Reproduce the records. Keep every word exact and include no images.

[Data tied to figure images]
◆ ◆ ◆ ◆ ◆ ◆ ◆

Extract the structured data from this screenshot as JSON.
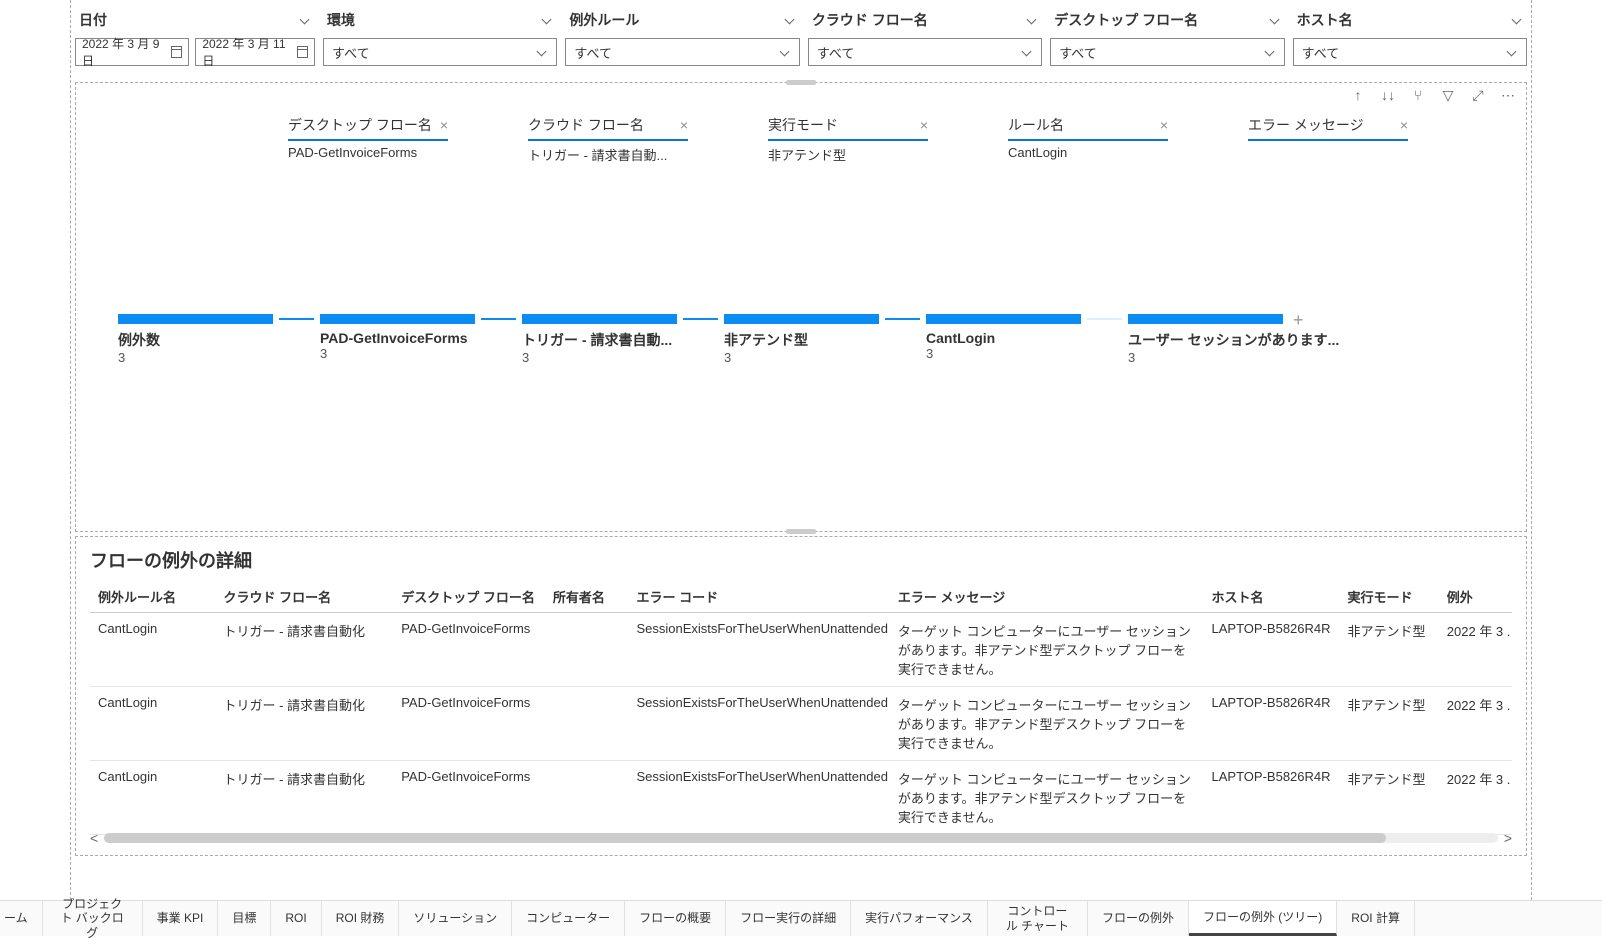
{
  "filters": {
    "date": {
      "label": "日付",
      "from": "2022 年 3 月 9 日",
      "to": "2022 年 3 月 11 日"
    },
    "env": {
      "label": "環境",
      "value": "すべて"
    },
    "rule": {
      "label": "例外ルール",
      "value": "すべて"
    },
    "cloud": {
      "label": "クラウド フロー名",
      "value": "すべて"
    },
    "desktop": {
      "label": "デスクトップ フロー名",
      "value": "すべて"
    },
    "host": {
      "label": "ホスト名",
      "value": "すべて"
    }
  },
  "chips": [
    {
      "label": "デスクトップ フロー名",
      "value": "PAD-GetInvoiceForms"
    },
    {
      "label": "クラウド フロー名",
      "value": "トリガー - 請求書自動..."
    },
    {
      "label": "実行モード",
      "value": "非アテンド型"
    },
    {
      "label": "ルール名",
      "value": "CantLogin"
    },
    {
      "label": "エラー メッセージ",
      "value": ""
    }
  ],
  "flow": [
    {
      "label": "例外数",
      "count": "3"
    },
    {
      "label": "PAD-GetInvoiceForms",
      "count": "3"
    },
    {
      "label": "トリガー - 請求書自動...",
      "count": "3"
    },
    {
      "label": "非アテンド型",
      "count": "3"
    },
    {
      "label": "CantLogin",
      "count": "3"
    },
    {
      "label": "ユーザー セッションがあります...",
      "count": "3"
    }
  ],
  "detail": {
    "title": "フローの例外の詳細",
    "columns": [
      "例外ルール名",
      "クラウド フロー名",
      "デスクトップ フロー名",
      "所有者名",
      "エラー コード",
      "エラー メッセージ",
      "ホスト名",
      "実行モード",
      "例外"
    ],
    "col_widths": [
      "120px",
      "170px",
      "145px",
      "80px",
      "250px",
      "300px",
      "130px",
      "95px",
      "70px"
    ],
    "rows": [
      [
        "CantLogin",
        "トリガー - 請求書自動化",
        "PAD-GetInvoiceForms",
        "",
        "SessionExistsForTheUserWhenUnattended",
        "ターゲット コンピューターにユーザー セッションがあります。非アテンド型デスクトップ フローを実行できません。",
        "LAPTOP-B5826R4R",
        "非アテンド型",
        "2022 年 3 ."
      ],
      [
        "CantLogin",
        "トリガー - 請求書自動化",
        "PAD-GetInvoiceForms",
        "",
        "SessionExistsForTheUserWhenUnattended",
        "ターゲット コンピューターにユーザー セッションがあります。非アテンド型デスクトップ フローを実行できません。",
        "LAPTOP-B5826R4R",
        "非アテンド型",
        "2022 年 3 ."
      ],
      [
        "CantLogin",
        "トリガー - 請求書自動化",
        "PAD-GetInvoiceForms",
        "",
        "SessionExistsForTheUserWhenUnattended",
        "ターゲット コンピューターにユーザー セッションがあります。非アテンド型デスクトップ フローを実行できません。",
        "LAPTOP-B5826R4R",
        "非アテンド型",
        "2022 年 3 ."
      ]
    ]
  },
  "tabs": [
    "ーム",
    "プロジェクト バックログ",
    "事業 KPI",
    "目標",
    "ROI",
    "ROI 財務",
    "ソリューション",
    "コンピューター",
    "フローの概要",
    "フロー実行の詳細",
    "実行パフォーマンス",
    "コントロール チャート",
    "フローの例外",
    "フローの例外 (ツリー)",
    "ROI 計算"
  ],
  "active_tab_index": 13,
  "colors": {
    "accent": "#0b8cf2",
    "bar_light": "#d9eefe",
    "chip_underline": "#0b73d9",
    "border_dash": "#aaaaaa"
  }
}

◆ ◆ ◆ ◆ ◆ ◆ ◆

*Result of the exercise*.
Extract the structured data from this screenshot as JSON.
{
  "filters": {
    "date": {
      "label": "日付",
      "from": "2022 年 3 月 9 日",
      "to": "2022 年 3 月 11 日"
    },
    "env": {
      "label": "環境",
      "value": "すべて"
    },
    "rule": {
      "label": "例外ルール",
      "value": "すべて"
    },
    "cloud": {
      "label": "クラウド フロー名",
      "value": "すべて"
    },
    "desktop": {
      "label": "デスクトップ フロー名",
      "value": "すべて"
    },
    "host": {
      "label": "ホスト名",
      "value": "すべて"
    }
  },
  "chips": [
    {
      "label": "デスクトップ フロー名",
      "value": "PAD-GetInvoiceForms"
    },
    {
      "label": "クラウド フロー名",
      "value": "トリガー - 請求書自動..."
    },
    {
      "label": "実行モード",
      "value": "非アテンド型"
    },
    {
      "label": "ルール名",
      "value": "CantLogin"
    },
    {
      "label": "エラー メッセージ",
      "value": ""
    }
  ],
  "flow": [
    {
      "label": "例外数",
      "count": "3"
    },
    {
      "label": "PAD-GetInvoiceForms",
      "count": "3"
    },
    {
      "label": "トリガー - 請求書自動...",
      "count": "3"
    },
    {
      "label": "非アテンド型",
      "count": "3"
    },
    {
      "label": "CantLogin",
      "count": "3"
    },
    {
      "label": "ユーザー セッションがあります...",
      "count": "3"
    }
  ],
  "detail": {
    "title": "フローの例外の詳細",
    "columns": [
      "例外ルール名",
      "クラウド フロー名",
      "デスクトップ フロー名",
      "所有者名",
      "エラー コード",
      "エラー メッセージ",
      "ホスト名",
      "実行モード",
      "例外"
    ],
    "col_widths": [
      "120px",
      "170px",
      "145px",
      "80px",
      "250px",
      "300px",
      "130px",
      "95px",
      "70px"
    ],
    "rows": [
      [
        "CantLogin",
        "トリガー - 請求書自動化",
        "PAD-GetInvoiceForms",
        "",
        "SessionExistsForTheUserWhenUnattended",
        "ターゲット コンピューターにユーザー セッションがあります。非アテンド型デスクトップ フローを実行できません。",
        "LAPTOP-B5826R4R",
        "非アテンド型",
        "2022 年 3 ."
      ],
      [
        "CantLogin",
        "トリガー - 請求書自動化",
        "PAD-GetInvoiceForms",
        "",
        "SessionExistsForTheUserWhenUnattended",
        "ターゲット コンピューターにユーザー セッションがあります。非アテンド型デスクトップ フローを実行できません。",
        "LAPTOP-B5826R4R",
        "非アテンド型",
        "2022 年 3 ."
      ],
      [
        "CantLogin",
        "トリガー - 請求書自動化",
        "PAD-GetInvoiceForms",
        "",
        "SessionExistsForTheUserWhenUnattended",
        "ターゲット コンピューターにユーザー セッションがあります。非アテンド型デスクトップ フローを実行できません。",
        "LAPTOP-B5826R4R",
        "非アテンド型",
        "2022 年 3 ."
      ]
    ]
  },
  "tabs": [
    "ーム",
    "プロジェクト バックログ",
    "事業 KPI",
    "目標",
    "ROI",
    "ROI 財務",
    "ソリューション",
    "コンピューター",
    "フローの概要",
    "フロー実行の詳細",
    "実行パフォーマンス",
    "コントロール チャート",
    "フローの例外",
    "フローの例外 (ツリー)",
    "ROI 計算"
  ],
  "active_tab_index": 13,
  "colors": {
    "accent": "#0b8cf2",
    "bar_light": "#d9eefe",
    "chip_underline": "#0b73d9",
    "border_dash": "#aaaaaa"
  }
}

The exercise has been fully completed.